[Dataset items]

▼

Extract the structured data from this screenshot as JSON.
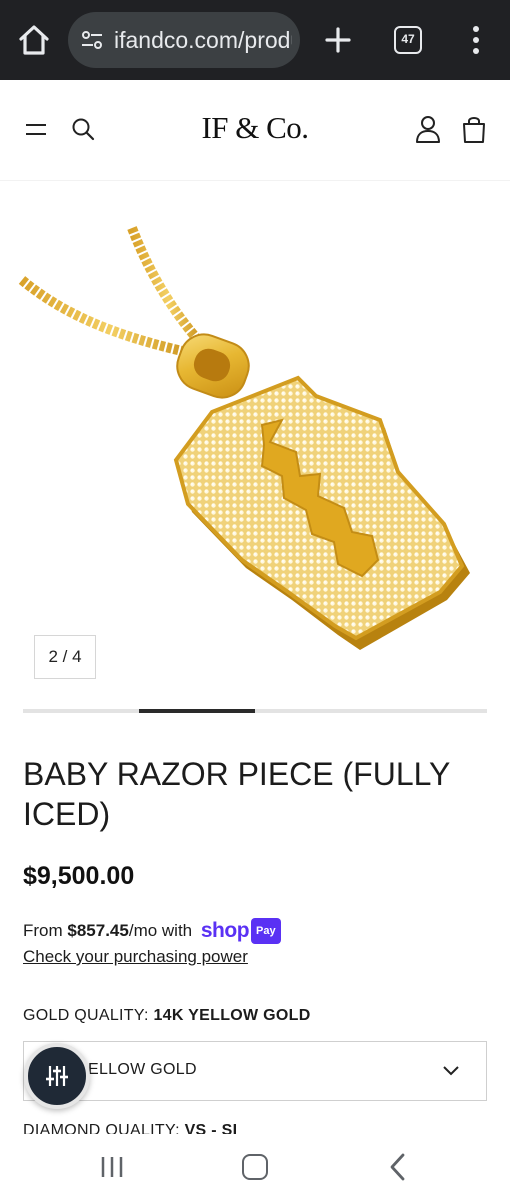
{
  "browser": {
    "url": "ifandco.com/products/baby-razor-piece",
    "tab_count": "47",
    "colors": {
      "bar": "#202124",
      "pill": "#3c4043",
      "text": "#e8eaed"
    }
  },
  "header": {
    "logo": "IF & Co.",
    "icons": [
      "menu-icon",
      "search-icon",
      "account-icon",
      "cart-icon"
    ]
  },
  "gallery": {
    "counter": "2 / 4",
    "current_image": 2,
    "total_images": 4
  },
  "product": {
    "title": "BABY RAZOR PIECE (FULLY ICED)",
    "price": "$9,500.00",
    "installment": {
      "prefix": "From ",
      "amount": "$857.45",
      "suffix": "/mo with",
      "brand": "shop",
      "badge": "Pay",
      "link": "Check your purchasing power"
    }
  },
  "options": {
    "gold_quality": {
      "label": "GOLD QUALITY:",
      "value": "14K YELLOW GOLD",
      "selected": "14K YELLOW GOLD",
      "select_visible_text": "ELLOW GOLD"
    },
    "diamond_quality": {
      "label": "DIAMOND QUALITY:",
      "value": "VS - SI"
    }
  },
  "colors": {
    "shop_pay": "#5a31f4",
    "gold": "#e6b52f",
    "filter_button": "#1f2936"
  }
}
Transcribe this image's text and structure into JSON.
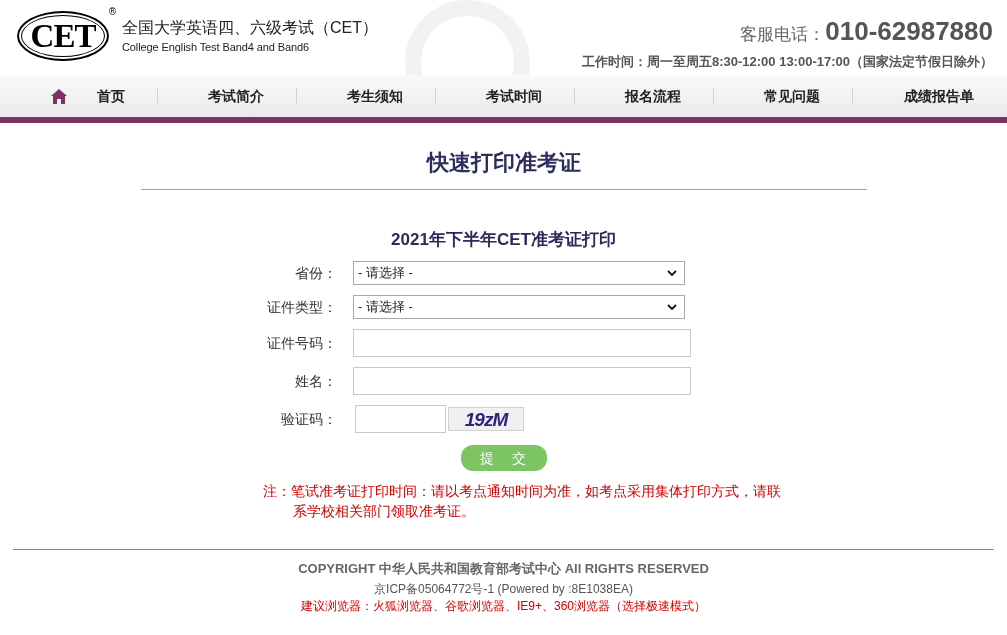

▲

## PROBLEM TO WORK ON
The data above should be repeated exactly, minus any pictures.

## RESPONSE
Extract the structured data from this screenshot as JSON.
{
  "browser": {
    "url": "ifandco.com/products/baby-razor-piece",
    "tab_count": "47",
    "colors": {
      "bar": "#202124",
      "pill": "#3c4043",
      "text": "#e8eaed"
    }
  },
  "header": {
    "logo": "IF & Co.",
    "icons": [
      "menu-icon",
      "search-icon",
      "account-icon",
      "cart-icon"
    ]
  },
  "gallery": {
    "counter": "2 / 4",
    "current_image": 2,
    "total_images": 4
  },
  "product": {
    "title": "BABY RAZOR PIECE (FULLY ICED)",
    "price": "$9,500.00",
    "installment": {
      "prefix": "From ",
      "amount": "$857.45",
      "suffix": "/mo with",
      "brand": "shop",
      "badge": "Pay",
      "link": "Check your purchasing power"
    }
  },
  "options": {
    "gold_quality": {
      "label": "GOLD QUALITY:",
      "value": "14K YELLOW GOLD",
      "selected": "14K YELLOW GOLD",
      "select_visible_text": "ELLOW GOLD"
    },
    "diamond_quality": {
      "label": "DIAMOND QUALITY:",
      "value": "VS - SI"
    }
  },
  "colors": {
    "shop_pay": "#5a31f4",
    "gold": "#e6b52f",
    "filter_button": "#1f2936"
  }
}
Transcribe this image's text and structure into JSON.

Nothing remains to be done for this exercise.